### Requirement
Every line below that contains "الفيلم" is to be copied.

### Source material
-*-*-

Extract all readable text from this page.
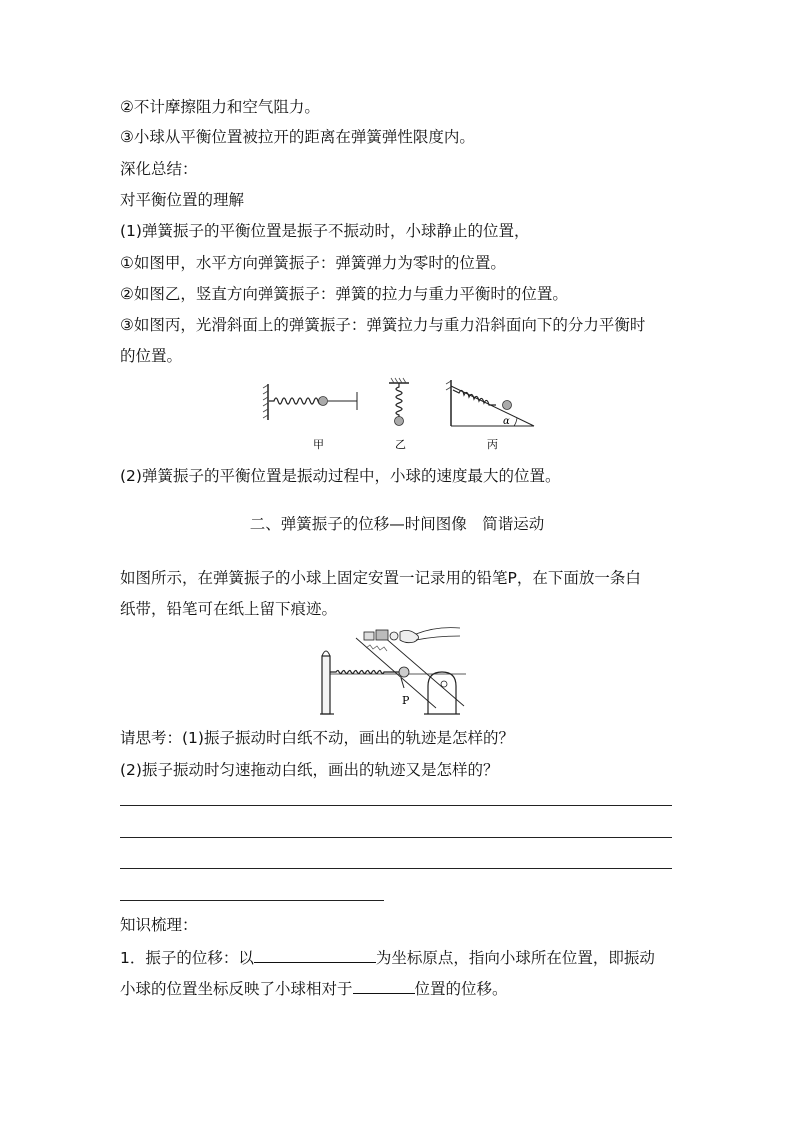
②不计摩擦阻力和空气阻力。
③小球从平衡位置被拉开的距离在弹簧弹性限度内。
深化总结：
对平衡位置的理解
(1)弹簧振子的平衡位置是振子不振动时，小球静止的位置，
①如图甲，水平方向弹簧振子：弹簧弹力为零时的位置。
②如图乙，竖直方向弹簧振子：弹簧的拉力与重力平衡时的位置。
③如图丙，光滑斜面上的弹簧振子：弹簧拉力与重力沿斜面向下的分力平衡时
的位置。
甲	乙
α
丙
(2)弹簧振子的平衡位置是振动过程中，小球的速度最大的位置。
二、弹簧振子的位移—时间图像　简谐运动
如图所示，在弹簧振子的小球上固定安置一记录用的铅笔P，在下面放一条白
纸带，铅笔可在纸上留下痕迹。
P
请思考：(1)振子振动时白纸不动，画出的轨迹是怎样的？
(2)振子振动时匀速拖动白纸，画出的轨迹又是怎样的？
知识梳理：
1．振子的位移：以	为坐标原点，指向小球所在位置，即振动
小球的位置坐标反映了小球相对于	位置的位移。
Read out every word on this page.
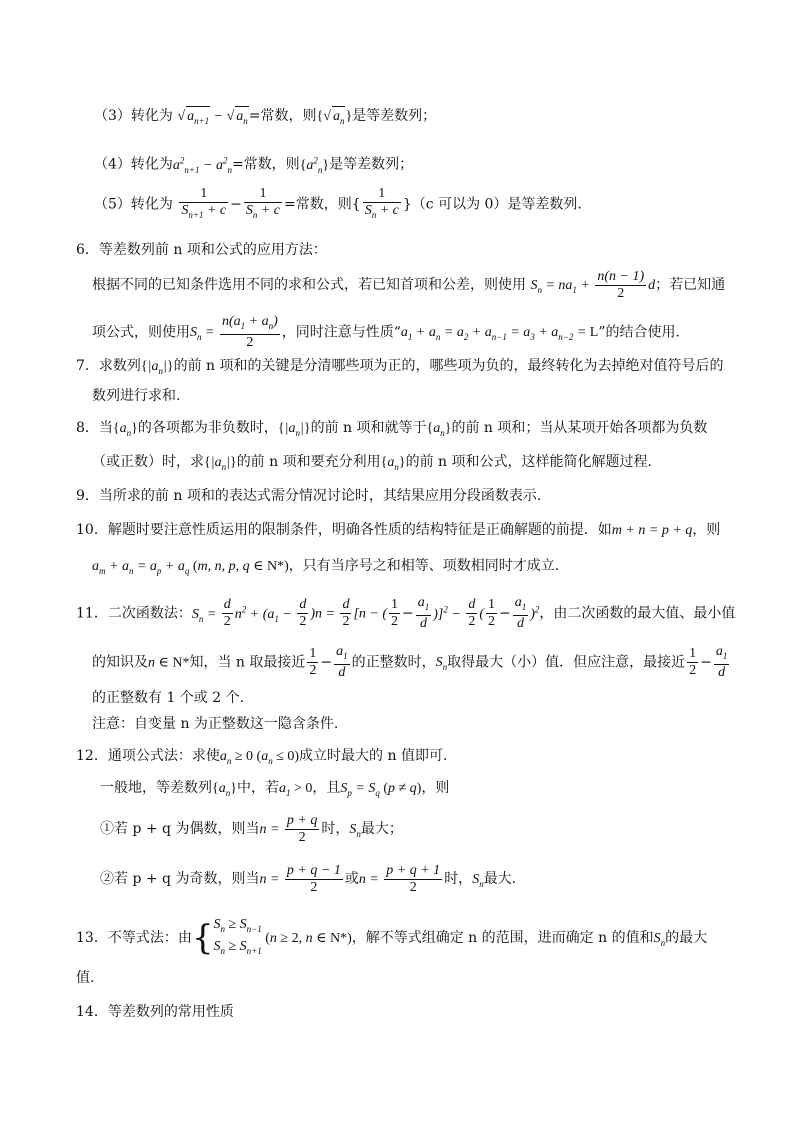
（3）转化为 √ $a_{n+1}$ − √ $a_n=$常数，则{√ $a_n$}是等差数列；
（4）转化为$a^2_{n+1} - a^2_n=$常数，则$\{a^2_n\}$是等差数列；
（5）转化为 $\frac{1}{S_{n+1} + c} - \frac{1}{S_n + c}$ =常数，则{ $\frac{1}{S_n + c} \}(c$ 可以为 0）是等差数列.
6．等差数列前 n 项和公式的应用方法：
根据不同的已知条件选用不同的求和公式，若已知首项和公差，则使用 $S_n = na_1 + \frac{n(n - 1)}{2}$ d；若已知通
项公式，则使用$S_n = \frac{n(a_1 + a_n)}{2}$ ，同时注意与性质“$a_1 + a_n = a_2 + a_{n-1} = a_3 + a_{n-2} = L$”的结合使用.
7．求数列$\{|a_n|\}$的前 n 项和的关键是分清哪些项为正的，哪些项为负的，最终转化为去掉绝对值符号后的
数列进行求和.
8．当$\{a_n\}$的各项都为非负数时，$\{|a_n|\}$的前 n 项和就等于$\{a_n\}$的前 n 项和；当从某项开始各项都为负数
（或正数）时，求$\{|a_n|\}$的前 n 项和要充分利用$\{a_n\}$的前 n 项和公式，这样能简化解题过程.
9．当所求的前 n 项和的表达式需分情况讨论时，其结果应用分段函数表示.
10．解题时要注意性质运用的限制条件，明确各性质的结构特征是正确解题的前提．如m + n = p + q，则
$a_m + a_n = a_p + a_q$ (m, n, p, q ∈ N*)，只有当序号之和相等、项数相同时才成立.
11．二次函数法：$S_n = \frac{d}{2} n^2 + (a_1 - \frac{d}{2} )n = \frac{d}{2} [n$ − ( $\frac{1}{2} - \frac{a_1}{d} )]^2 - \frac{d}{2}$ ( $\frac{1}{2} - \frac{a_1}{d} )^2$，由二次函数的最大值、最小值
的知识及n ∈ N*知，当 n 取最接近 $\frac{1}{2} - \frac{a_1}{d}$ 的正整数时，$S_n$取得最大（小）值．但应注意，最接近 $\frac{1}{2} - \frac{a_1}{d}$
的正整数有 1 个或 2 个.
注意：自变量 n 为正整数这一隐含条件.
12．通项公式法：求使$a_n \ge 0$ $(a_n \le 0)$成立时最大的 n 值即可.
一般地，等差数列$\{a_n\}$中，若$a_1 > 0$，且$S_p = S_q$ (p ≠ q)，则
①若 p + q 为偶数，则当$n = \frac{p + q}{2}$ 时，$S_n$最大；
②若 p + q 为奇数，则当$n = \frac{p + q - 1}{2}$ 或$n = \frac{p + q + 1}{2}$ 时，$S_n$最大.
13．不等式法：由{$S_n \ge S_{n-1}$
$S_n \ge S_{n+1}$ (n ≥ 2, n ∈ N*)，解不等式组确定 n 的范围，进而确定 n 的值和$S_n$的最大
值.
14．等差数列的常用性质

-*-*-

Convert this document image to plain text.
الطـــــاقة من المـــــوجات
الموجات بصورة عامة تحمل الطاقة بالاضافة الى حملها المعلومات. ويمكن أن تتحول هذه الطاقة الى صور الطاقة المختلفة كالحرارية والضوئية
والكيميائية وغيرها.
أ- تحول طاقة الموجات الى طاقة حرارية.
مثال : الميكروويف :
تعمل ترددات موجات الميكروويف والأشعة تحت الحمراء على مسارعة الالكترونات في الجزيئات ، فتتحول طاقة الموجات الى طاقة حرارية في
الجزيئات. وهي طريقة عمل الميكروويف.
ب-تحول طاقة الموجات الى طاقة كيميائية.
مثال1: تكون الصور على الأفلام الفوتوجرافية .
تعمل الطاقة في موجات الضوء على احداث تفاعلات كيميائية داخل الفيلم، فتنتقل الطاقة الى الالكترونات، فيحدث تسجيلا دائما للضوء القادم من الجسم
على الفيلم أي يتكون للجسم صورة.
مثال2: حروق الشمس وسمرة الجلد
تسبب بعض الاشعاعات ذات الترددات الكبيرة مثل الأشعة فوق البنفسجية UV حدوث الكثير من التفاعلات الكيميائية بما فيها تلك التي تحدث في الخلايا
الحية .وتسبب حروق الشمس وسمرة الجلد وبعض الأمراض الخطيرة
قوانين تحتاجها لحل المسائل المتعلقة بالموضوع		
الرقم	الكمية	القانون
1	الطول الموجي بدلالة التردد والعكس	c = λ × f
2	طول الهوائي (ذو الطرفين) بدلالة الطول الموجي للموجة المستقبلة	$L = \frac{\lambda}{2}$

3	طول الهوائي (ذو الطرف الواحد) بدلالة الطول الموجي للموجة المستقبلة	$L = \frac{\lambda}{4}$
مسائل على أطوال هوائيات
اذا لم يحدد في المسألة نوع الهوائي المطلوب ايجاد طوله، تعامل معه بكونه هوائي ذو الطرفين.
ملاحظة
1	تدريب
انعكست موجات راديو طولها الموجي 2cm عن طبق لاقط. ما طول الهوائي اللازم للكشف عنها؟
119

-*-*-

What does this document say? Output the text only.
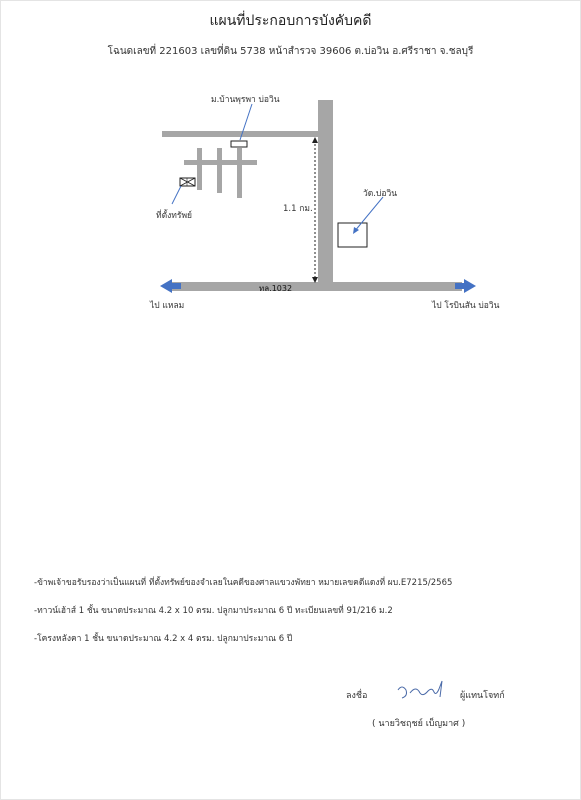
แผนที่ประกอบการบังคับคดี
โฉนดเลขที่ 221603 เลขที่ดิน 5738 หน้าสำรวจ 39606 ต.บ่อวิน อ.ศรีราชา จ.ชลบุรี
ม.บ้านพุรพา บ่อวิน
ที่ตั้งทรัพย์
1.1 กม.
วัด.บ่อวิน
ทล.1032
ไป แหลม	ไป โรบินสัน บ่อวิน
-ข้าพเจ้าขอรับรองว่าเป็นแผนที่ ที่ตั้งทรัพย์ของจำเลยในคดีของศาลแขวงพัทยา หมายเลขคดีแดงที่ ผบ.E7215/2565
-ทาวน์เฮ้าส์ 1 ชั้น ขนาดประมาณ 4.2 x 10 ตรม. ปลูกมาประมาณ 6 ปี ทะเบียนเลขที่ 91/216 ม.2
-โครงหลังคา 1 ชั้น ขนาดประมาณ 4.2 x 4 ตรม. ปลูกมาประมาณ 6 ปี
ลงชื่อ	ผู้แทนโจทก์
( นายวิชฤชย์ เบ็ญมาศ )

-*-*-

### Task response
تعمل الطاقة في موجات الضوء على احداث تفاعلات كيميائية داخل الفيلم، فتنتقل الطاقة الى الالكترونات، فيحدث تسجيلا دائما للضوء القادم من الجسم
على الفيلم أي يتكون للجسم صورة.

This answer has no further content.